**Records that describe figures:**
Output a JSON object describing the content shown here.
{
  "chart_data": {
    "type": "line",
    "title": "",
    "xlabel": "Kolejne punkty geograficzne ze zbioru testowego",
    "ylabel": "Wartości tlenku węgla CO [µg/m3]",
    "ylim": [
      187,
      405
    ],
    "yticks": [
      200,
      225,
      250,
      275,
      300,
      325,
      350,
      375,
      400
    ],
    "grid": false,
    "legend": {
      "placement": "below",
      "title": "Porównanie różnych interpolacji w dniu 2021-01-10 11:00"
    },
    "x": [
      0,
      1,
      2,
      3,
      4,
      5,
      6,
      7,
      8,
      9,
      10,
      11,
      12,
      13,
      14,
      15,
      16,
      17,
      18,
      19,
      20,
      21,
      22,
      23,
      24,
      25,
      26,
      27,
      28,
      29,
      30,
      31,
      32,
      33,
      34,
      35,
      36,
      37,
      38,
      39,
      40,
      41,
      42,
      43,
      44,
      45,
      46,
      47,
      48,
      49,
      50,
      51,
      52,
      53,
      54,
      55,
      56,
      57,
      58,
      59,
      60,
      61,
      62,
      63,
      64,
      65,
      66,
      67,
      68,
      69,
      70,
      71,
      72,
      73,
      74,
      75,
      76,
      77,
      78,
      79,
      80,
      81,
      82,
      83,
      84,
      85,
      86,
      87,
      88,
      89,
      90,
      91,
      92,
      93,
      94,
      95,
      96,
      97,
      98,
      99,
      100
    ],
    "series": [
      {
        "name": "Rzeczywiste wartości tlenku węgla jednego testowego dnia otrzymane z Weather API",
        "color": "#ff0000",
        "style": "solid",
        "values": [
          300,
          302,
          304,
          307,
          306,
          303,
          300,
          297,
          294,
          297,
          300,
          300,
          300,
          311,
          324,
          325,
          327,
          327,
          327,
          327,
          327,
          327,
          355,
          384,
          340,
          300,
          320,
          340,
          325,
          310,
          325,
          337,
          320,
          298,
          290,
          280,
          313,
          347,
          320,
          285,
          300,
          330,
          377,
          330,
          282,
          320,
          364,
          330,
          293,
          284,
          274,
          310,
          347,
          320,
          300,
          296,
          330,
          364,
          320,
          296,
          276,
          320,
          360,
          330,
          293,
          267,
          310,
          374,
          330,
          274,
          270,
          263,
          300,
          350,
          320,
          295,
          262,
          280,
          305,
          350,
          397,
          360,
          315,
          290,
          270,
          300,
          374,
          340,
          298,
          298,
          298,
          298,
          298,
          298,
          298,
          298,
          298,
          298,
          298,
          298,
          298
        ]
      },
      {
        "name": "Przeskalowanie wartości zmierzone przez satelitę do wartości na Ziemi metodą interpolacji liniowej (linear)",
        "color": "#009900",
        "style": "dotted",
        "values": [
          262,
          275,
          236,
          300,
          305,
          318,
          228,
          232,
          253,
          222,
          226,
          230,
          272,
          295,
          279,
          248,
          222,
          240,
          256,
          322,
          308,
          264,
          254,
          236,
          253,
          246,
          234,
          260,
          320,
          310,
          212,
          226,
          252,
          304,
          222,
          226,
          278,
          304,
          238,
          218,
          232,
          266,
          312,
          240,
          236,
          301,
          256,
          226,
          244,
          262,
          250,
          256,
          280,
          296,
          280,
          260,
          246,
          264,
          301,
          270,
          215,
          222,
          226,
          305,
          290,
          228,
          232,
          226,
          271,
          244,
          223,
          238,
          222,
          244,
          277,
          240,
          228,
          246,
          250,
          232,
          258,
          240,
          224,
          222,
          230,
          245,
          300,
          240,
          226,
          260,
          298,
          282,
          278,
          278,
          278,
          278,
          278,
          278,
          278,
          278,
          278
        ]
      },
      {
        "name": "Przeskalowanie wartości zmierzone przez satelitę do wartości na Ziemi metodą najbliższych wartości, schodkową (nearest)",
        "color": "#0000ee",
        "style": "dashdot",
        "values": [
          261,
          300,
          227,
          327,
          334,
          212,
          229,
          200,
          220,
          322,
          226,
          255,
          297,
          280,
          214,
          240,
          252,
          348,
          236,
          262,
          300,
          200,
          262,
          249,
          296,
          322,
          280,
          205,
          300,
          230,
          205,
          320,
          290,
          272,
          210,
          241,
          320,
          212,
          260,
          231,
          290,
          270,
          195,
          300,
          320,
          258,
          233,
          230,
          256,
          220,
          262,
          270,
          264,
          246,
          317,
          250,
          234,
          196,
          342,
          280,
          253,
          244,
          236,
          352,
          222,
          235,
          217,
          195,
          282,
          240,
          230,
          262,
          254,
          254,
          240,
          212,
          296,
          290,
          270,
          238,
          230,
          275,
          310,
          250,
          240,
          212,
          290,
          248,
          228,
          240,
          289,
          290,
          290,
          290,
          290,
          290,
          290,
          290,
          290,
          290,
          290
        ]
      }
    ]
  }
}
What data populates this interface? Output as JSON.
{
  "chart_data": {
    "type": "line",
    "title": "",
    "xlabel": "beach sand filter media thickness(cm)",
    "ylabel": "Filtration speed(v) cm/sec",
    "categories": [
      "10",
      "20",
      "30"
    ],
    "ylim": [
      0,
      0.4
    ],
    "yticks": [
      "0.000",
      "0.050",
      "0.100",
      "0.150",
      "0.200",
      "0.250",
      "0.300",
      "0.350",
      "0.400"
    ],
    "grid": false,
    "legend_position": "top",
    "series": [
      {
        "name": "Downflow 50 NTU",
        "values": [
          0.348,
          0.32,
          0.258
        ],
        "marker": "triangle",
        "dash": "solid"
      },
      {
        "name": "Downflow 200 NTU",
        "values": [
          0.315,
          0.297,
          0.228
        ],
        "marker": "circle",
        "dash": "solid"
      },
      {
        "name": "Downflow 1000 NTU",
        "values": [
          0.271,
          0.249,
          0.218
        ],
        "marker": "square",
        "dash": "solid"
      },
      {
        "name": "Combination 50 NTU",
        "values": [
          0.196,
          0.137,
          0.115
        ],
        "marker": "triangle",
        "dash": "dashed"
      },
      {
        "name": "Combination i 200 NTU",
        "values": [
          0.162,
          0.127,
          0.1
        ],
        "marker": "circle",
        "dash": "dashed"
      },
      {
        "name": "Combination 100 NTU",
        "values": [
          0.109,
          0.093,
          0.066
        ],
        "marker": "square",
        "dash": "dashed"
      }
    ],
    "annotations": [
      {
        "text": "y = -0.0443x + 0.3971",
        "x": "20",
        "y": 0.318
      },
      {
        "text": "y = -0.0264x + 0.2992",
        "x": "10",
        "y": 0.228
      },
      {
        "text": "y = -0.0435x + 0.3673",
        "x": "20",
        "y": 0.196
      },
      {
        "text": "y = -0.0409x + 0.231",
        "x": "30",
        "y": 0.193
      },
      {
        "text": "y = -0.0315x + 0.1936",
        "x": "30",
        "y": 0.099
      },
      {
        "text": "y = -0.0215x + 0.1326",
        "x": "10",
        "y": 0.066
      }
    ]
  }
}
* * *
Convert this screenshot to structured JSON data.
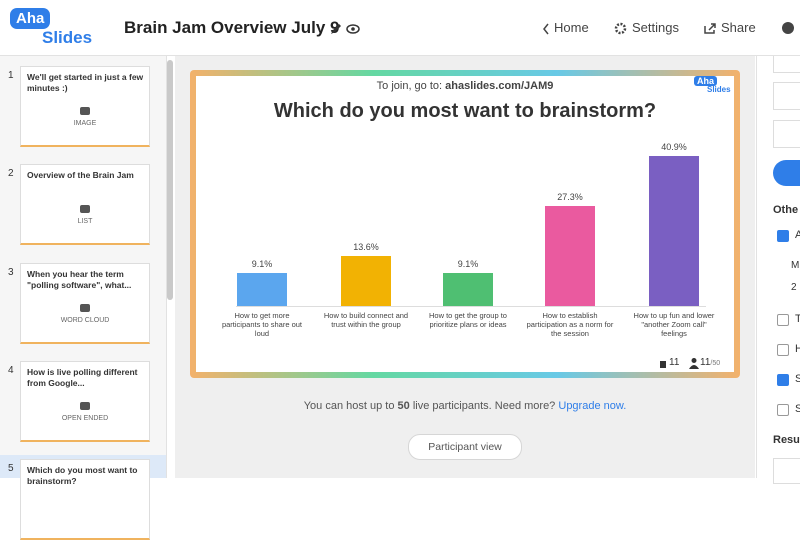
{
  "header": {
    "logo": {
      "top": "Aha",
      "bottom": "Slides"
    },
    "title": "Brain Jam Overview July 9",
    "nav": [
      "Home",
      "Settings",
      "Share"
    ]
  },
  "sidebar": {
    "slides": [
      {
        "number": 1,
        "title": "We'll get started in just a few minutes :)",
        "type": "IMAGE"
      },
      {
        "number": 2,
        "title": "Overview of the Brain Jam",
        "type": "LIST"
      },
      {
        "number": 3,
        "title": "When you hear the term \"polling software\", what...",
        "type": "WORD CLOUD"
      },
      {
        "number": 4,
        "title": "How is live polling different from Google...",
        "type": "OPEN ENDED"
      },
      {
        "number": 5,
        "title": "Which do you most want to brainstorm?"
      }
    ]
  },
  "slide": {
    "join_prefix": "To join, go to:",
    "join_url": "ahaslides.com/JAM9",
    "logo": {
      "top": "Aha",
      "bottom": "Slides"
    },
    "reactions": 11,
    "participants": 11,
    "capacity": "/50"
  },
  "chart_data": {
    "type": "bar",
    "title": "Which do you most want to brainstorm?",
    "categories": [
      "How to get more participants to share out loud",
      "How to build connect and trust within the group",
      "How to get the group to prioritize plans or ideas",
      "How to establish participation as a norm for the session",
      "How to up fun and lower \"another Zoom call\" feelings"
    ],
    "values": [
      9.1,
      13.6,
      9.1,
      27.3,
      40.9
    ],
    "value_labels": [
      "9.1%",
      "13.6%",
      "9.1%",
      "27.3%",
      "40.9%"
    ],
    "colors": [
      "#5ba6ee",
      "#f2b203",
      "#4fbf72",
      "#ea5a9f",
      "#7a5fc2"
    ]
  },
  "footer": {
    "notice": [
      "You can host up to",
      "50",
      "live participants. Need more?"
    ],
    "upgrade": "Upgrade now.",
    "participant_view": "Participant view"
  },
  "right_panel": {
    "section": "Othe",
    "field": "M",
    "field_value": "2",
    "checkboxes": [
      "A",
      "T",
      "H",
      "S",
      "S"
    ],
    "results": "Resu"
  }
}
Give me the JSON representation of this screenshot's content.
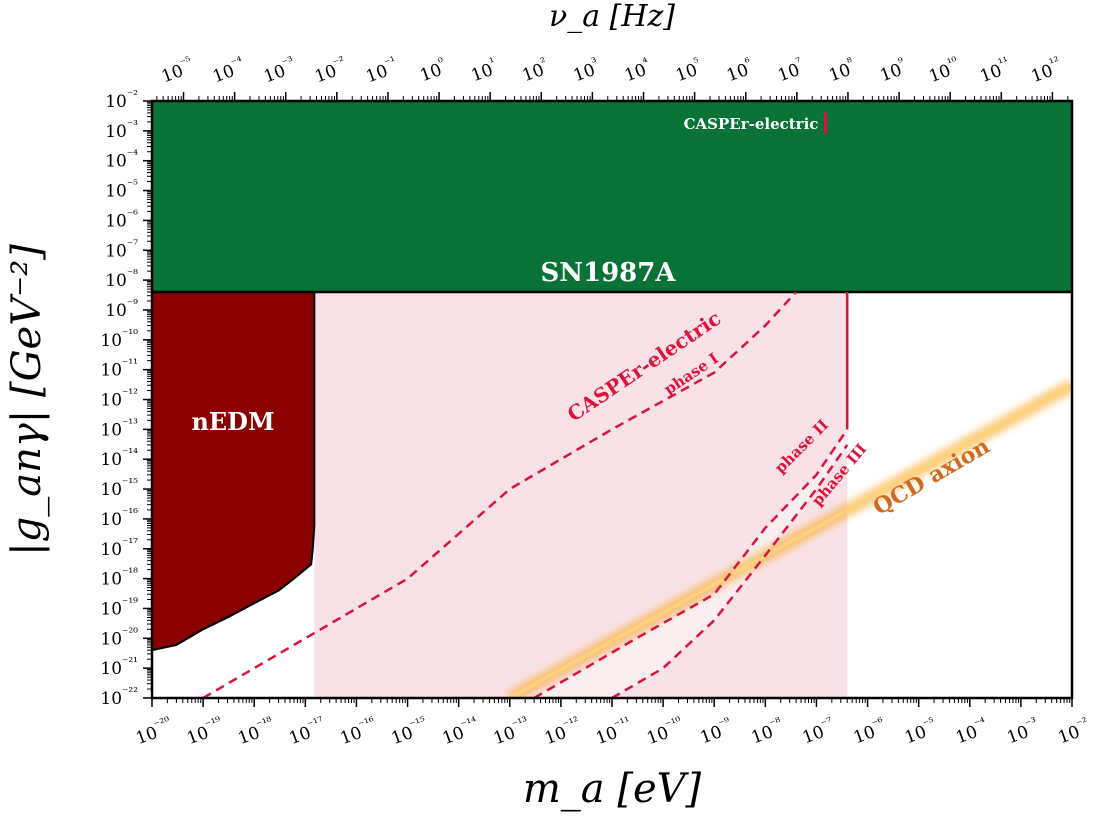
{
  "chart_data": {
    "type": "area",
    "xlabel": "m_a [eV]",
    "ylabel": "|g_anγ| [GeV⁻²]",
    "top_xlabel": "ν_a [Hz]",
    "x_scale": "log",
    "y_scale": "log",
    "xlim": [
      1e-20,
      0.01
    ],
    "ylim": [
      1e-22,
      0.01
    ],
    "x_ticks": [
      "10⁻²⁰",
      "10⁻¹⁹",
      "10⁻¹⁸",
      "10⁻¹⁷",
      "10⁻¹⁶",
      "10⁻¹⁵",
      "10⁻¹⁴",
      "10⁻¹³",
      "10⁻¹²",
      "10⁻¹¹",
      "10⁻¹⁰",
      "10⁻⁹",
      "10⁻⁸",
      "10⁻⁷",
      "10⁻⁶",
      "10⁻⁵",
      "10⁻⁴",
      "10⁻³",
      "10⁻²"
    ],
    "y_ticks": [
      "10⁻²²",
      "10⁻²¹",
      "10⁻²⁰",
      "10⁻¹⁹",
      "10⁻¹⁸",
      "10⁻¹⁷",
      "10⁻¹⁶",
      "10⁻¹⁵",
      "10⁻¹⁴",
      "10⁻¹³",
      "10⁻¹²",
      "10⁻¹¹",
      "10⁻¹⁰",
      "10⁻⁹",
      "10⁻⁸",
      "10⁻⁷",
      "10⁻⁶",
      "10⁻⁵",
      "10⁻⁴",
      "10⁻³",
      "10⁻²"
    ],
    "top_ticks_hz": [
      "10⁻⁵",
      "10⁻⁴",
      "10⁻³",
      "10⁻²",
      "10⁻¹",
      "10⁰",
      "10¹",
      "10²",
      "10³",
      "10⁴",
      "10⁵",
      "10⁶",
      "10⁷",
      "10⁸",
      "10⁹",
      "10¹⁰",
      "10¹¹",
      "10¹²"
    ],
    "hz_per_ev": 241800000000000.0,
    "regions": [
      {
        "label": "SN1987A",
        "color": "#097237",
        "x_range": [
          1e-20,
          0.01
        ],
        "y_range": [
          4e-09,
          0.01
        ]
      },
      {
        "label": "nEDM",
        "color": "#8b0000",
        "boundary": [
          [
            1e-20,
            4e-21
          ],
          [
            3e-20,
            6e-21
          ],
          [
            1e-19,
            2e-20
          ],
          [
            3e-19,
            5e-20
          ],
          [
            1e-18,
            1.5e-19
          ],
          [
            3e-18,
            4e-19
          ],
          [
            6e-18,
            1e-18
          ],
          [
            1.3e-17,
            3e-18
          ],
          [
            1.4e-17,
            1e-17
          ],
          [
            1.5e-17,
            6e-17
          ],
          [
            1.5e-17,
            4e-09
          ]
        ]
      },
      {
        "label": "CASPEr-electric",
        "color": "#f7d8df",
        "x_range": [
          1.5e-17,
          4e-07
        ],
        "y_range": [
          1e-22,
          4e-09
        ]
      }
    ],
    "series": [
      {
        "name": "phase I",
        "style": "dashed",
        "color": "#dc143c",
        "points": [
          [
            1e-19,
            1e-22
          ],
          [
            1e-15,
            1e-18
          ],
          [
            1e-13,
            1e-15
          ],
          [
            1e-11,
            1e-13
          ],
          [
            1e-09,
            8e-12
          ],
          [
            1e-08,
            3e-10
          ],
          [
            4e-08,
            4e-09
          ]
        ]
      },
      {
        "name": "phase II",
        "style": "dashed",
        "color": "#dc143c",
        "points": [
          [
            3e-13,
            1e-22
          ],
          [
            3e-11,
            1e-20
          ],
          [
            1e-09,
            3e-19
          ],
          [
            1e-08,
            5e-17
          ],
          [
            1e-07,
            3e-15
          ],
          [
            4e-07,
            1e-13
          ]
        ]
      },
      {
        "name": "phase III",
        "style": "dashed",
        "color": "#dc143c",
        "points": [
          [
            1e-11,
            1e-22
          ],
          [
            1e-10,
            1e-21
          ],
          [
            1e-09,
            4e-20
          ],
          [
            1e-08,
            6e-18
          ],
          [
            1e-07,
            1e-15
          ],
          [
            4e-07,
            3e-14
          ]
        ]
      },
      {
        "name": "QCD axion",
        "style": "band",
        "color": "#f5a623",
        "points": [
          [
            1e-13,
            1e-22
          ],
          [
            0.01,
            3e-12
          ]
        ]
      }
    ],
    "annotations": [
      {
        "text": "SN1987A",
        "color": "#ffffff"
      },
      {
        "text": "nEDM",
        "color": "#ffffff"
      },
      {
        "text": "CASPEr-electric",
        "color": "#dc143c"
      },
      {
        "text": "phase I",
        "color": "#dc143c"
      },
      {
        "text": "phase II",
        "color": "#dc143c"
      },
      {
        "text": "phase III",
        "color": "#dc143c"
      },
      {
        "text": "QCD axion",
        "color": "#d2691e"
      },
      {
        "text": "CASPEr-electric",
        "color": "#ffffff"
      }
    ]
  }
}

**TASK DESCRIPTION:** Copy every line of the records above that holds the word "tlenku".

**THE RESPONSE:**
    "ylabel": "Wartości tlenku węgla CO [µg/m3]",
        "name": "Rzeczywiste wartości tlenku węgla jednego testowego dnia otrzymane z Weather API",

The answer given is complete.